GIVEN TASK:
Reproduce every line in the listing that contains the word "Подсветка".

⟨

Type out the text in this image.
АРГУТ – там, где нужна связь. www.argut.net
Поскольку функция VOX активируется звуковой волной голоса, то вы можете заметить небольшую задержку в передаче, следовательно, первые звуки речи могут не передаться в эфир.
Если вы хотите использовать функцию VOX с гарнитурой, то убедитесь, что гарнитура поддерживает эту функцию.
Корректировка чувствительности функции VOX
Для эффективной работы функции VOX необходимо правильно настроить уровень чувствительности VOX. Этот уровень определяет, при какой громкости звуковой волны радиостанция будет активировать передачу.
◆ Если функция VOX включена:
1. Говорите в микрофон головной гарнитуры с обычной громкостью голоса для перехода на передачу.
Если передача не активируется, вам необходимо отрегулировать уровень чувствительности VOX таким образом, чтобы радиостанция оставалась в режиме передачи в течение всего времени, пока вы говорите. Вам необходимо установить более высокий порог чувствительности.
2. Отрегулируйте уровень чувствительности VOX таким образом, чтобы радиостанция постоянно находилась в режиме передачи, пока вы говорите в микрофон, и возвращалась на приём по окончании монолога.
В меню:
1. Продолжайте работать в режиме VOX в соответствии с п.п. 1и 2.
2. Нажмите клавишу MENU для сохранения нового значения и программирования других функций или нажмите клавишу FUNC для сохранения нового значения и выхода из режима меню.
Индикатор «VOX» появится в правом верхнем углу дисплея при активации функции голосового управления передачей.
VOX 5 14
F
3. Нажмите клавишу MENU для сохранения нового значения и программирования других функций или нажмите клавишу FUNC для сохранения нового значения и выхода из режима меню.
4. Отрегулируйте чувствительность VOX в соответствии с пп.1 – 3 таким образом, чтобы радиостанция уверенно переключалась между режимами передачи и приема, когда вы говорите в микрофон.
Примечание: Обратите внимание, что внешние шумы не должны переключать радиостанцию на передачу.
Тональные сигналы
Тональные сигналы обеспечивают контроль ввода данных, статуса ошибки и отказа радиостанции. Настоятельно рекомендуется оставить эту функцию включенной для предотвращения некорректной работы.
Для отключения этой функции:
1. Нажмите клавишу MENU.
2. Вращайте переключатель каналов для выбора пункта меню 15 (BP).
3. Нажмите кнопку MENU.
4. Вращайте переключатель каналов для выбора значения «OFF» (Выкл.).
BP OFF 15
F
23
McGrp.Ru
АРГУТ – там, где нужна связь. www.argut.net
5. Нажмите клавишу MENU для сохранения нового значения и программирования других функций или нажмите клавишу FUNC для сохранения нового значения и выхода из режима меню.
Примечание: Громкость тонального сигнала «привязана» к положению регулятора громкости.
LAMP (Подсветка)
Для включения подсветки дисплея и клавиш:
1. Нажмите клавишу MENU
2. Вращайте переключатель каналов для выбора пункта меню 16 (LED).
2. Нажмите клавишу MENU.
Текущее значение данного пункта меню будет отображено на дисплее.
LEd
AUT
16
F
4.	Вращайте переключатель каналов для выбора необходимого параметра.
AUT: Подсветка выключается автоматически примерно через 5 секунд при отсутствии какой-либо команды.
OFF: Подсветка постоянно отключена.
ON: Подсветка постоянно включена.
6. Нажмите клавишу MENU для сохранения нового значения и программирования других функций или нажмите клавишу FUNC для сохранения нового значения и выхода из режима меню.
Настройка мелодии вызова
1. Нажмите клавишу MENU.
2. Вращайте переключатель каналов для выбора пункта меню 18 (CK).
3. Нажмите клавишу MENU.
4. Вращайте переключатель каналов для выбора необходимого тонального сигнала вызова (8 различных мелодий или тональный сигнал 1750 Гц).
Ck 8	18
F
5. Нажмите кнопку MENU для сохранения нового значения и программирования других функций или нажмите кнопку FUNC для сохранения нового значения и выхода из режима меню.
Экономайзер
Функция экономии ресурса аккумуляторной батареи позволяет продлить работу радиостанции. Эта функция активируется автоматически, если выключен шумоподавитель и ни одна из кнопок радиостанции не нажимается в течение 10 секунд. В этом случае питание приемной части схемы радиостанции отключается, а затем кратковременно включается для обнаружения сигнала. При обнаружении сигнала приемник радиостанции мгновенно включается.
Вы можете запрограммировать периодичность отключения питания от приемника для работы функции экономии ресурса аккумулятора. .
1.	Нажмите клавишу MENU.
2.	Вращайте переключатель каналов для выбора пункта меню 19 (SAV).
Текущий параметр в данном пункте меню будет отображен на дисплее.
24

⟩

EXERCISE SOLUTION:
LAMP (Подсветка)
AUT: Подсветка выключается автоматически примерно через 5 секунд при отсутствии какой-либо команды.
OFF: Подсветка постоянно отключена.
ON: Подсветка постоянно включена.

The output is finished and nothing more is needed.